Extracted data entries
┏━━

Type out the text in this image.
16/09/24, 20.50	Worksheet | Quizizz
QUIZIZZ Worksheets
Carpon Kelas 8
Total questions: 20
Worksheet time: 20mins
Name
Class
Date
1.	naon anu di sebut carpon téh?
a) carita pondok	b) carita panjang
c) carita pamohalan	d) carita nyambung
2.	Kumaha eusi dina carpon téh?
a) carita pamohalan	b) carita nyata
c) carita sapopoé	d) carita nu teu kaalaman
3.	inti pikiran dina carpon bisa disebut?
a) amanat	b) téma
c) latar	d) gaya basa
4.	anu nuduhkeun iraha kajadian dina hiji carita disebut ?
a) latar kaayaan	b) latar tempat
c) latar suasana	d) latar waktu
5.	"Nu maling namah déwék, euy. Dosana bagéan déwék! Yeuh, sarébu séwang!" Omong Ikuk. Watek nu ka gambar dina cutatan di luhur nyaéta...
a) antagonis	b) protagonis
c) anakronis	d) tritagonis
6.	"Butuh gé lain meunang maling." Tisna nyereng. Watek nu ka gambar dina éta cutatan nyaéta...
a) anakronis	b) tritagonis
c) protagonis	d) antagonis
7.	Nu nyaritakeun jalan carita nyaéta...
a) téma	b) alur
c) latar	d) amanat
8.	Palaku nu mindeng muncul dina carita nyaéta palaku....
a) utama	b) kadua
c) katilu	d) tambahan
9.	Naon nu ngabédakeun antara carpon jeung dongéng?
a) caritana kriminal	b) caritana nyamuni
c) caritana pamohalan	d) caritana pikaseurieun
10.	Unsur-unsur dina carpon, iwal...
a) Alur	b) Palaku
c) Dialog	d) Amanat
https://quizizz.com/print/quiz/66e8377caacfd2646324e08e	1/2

┗━━

Exercise goal: Exactly as shown above, return every record.

Written response:
Type out the text in this image.
16/09/24, 20.50	Worksheet | Quizizz
QUIZIZZ Worksheets
Carpon Kelas 8
Total questions: 20
Worksheet time: 20mins
Name
Class
Date
1.	naon anu di sebut carpon téh?
a) carita pondok	b) carita panjang
c) carita pamohalan	d) carita nyambung
2.	Kumaha eusi dina carpon téh?
a) carita pamohalan	b) carita nyata
c) carita sapopoé	d) carita nu teu kaalaman
3.	inti pikiran dina carpon bisa disebut?
a) amanat	b) téma
c) latar	d) gaya basa
4.	anu nuduhkeun iraha kajadian dina hiji carita disebut ?
a) latar kaayaan	b) latar tempat
c) latar suasana	d) latar waktu
5.	"Nu maling namah déwék, euy. Dosana bagéan déwék! Yeuh, sarébu séwang!" Omong Ikuk. Watek nu ka gambar dina cutatan di luhur nyaéta...
a) antagonis	b) protagonis
c) anakronis	d) tritagonis
6.	"Butuh gé lain meunang maling." Tisna nyereng. Watek nu ka gambar dina éta cutatan nyaéta...
a) anakronis	b) tritagonis
c) protagonis	d) antagonis
7.	Nu nyaritakeun jalan carita nyaéta...
a) téma	b) alur
c) latar	d) amanat
8.	Palaku nu mindeng muncul dina carita nyaéta palaku....
a) utama	b) kadua
c) katilu	d) tambahan
9.	Naon nu ngabédakeun antara carpon jeung dongéng?
a) caritana kriminal	b) caritana nyamuni
c) caritana pamohalan	d) caritana pikaseurieun
10.	Unsur-unsur dina carpon, iwal...
a) Alur	b) Palaku
c) Dialog	d) Amanat
https://quizizz.com/print/quiz/66e8377caacfd2646324e08e	1/2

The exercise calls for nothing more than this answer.